Available records =
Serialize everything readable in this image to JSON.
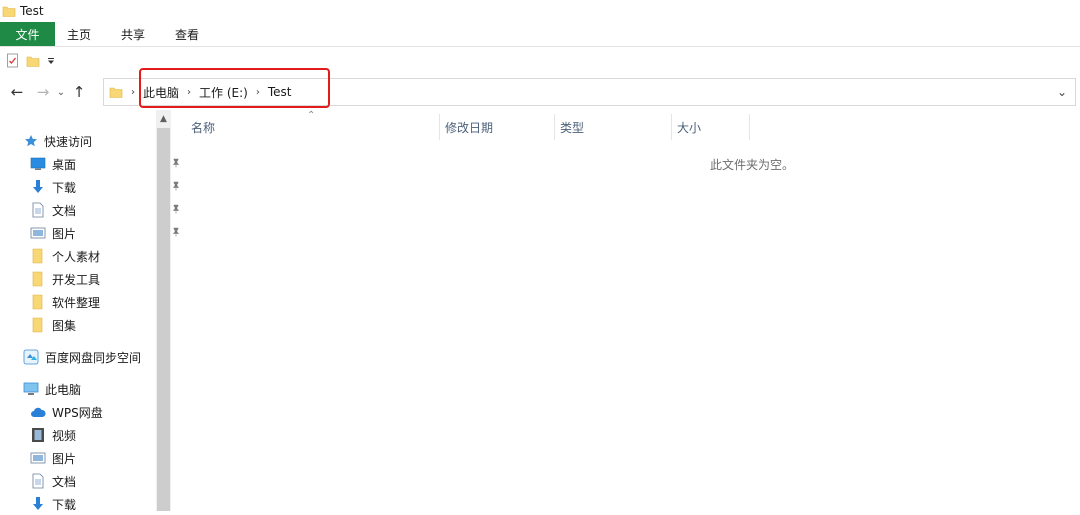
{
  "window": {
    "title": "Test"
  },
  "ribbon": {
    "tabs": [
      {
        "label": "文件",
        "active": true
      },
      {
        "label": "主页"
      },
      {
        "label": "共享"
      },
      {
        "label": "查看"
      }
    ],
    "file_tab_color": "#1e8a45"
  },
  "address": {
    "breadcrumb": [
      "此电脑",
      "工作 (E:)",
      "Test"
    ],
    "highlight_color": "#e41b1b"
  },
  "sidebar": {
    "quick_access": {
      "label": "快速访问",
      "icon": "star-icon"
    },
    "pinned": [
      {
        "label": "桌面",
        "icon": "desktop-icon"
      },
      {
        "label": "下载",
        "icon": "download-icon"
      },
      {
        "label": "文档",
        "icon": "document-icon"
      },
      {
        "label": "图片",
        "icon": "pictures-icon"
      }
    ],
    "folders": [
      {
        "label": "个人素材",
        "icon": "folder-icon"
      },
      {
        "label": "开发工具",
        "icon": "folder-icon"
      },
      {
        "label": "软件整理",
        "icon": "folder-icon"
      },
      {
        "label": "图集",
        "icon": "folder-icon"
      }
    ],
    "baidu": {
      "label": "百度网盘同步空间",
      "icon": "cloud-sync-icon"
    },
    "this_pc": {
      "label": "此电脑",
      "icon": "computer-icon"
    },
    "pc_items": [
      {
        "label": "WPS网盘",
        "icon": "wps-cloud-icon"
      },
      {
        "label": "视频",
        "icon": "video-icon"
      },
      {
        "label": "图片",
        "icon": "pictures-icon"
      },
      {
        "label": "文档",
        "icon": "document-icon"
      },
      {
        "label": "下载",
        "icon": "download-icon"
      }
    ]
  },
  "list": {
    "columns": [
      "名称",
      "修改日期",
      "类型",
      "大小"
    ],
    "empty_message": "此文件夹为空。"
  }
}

Your goal = Strip out the images, then output the records above word for word.

Written response =
Serialize everything readable in this image to JSON.
{
  "window": {
    "title": "Test"
  },
  "ribbon": {
    "tabs": [
      {
        "label": "文件",
        "active": true
      },
      {
        "label": "主页"
      },
      {
        "label": "共享"
      },
      {
        "label": "查看"
      }
    ],
    "file_tab_color": "#1e8a45"
  },
  "address": {
    "breadcrumb": [
      "此电脑",
      "工作 (E:)",
      "Test"
    ],
    "highlight_color": "#e41b1b"
  },
  "sidebar": {
    "quick_access": {
      "label": "快速访问",
      "icon": "star-icon"
    },
    "pinned": [
      {
        "label": "桌面",
        "icon": "desktop-icon"
      },
      {
        "label": "下载",
        "icon": "download-icon"
      },
      {
        "label": "文档",
        "icon": "document-icon"
      },
      {
        "label": "图片",
        "icon": "pictures-icon"
      }
    ],
    "folders": [
      {
        "label": "个人素材",
        "icon": "folder-icon"
      },
      {
        "label": "开发工具",
        "icon": "folder-icon"
      },
      {
        "label": "软件整理",
        "icon": "folder-icon"
      },
      {
        "label": "图集",
        "icon": "folder-icon"
      }
    ],
    "baidu": {
      "label": "百度网盘同步空间",
      "icon": "cloud-sync-icon"
    },
    "this_pc": {
      "label": "此电脑",
      "icon": "computer-icon"
    },
    "pc_items": [
      {
        "label": "WPS网盘",
        "icon": "wps-cloud-icon"
      },
      {
        "label": "视频",
        "icon": "video-icon"
      },
      {
        "label": "图片",
        "icon": "pictures-icon"
      },
      {
        "label": "文档",
        "icon": "document-icon"
      },
      {
        "label": "下载",
        "icon": "download-icon"
      }
    ]
  },
  "list": {
    "columns": [
      "名称",
      "修改日期",
      "类型",
      "大小"
    ],
    "empty_message": "此文件夹为空。"
  }
}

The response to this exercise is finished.